** START DATA PROVIDED **
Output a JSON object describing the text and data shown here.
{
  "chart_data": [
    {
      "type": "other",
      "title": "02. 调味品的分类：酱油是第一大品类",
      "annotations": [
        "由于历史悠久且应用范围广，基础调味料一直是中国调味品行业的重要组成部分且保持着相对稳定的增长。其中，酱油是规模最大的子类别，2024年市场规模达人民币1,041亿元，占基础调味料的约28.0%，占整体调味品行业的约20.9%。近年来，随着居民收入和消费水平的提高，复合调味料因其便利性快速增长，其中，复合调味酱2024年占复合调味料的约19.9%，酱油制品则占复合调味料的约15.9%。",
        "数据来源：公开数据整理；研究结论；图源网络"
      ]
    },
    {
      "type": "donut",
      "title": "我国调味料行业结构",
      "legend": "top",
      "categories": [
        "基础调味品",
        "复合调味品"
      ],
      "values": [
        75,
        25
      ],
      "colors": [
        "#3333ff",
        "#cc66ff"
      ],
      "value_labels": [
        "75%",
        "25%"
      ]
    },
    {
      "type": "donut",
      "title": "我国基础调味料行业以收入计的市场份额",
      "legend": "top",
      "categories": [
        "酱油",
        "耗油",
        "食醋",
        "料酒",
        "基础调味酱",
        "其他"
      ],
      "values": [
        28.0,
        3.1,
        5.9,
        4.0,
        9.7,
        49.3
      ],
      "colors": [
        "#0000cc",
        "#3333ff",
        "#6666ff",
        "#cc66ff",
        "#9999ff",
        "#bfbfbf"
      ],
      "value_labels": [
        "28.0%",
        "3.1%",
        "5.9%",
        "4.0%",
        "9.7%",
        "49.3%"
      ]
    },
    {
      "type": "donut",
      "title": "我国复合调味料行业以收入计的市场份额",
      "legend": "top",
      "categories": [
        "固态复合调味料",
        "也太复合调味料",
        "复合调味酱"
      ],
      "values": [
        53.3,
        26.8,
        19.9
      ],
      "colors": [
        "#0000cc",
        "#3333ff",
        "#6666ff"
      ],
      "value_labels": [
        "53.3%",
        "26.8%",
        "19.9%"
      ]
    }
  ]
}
** END DATA PROVIDED **
§ **TASK DIRECTIONS**:
Return the material exactly as it stands.

§ **FINISHED ANSWER**:
Output a JSON object describing the text and data shown here.
{
  "chart_data": [
    {
      "type": "other",
      "title": "02. 调味品的分类：酱油是第一大品类",
      "annotations": [
        "由于历史悠久且应用范围广，基础调味料一直是中国调味品行业的重要组成部分且保持着相对稳定的增长。其中，酱油是规模最大的子类别，2024年市场规模达人民币1,041亿元，占基础调味料的约28.0%，占整体调味品行业的约20.9%。近年来，随着居民收入和消费水平的提高，复合调味料因其便利性快速增长，其中，复合调味酱2024年占复合调味料的约19.9%，酱油制品则占复合调味料的约15.9%。",
        "数据来源：公开数据整理；研究结论；图源网络"
      ]
    },
    {
      "type": "donut",
      "title": "我国调味料行业结构",
      "legend": "top",
      "categories": [
        "基础调味品",
        "复合调味品"
      ],
      "values": [
        75,
        25
      ],
      "colors": [
        "#3333ff",
        "#cc66ff"
      ],
      "value_labels": [
        "75%",
        "25%"
      ]
    },
    {
      "type": "donut",
      "title": "我国基础调味料行业以收入计的市场份额",
      "legend": "top",
      "categories": [
        "酱油",
        "耗油",
        "食醋",
        "料酒",
        "基础调味酱",
        "其他"
      ],
      "values": [
        28.0,
        3.1,
        5.9,
        4.0,
        9.7,
        49.3
      ],
      "colors": [
        "#0000cc",
        "#3333ff",
        "#6666ff",
        "#cc66ff",
        "#9999ff",
        "#bfbfbf"
      ],
      "value_labels": [
        "28.0%",
        "3.1%",
        "5.9%",
        "4.0%",
        "9.7%",
        "49.3%"
      ]
    },
    {
      "type": "donut",
      "title": "我国复合调味料行业以收入计的市场份额",
      "legend": "top",
      "categories": [
        "固态复合调味料",
        "也太复合调味料",
        "复合调味酱"
      ],
      "values": [
        53.3,
        26.8,
        19.9
      ],
      "colors": [
        "#0000cc",
        "#3333ff",
        "#6666ff"
      ],
      "value_labels": [
        "53.3%",
        "26.8%",
        "19.9%"
      ]
    }
  ]
}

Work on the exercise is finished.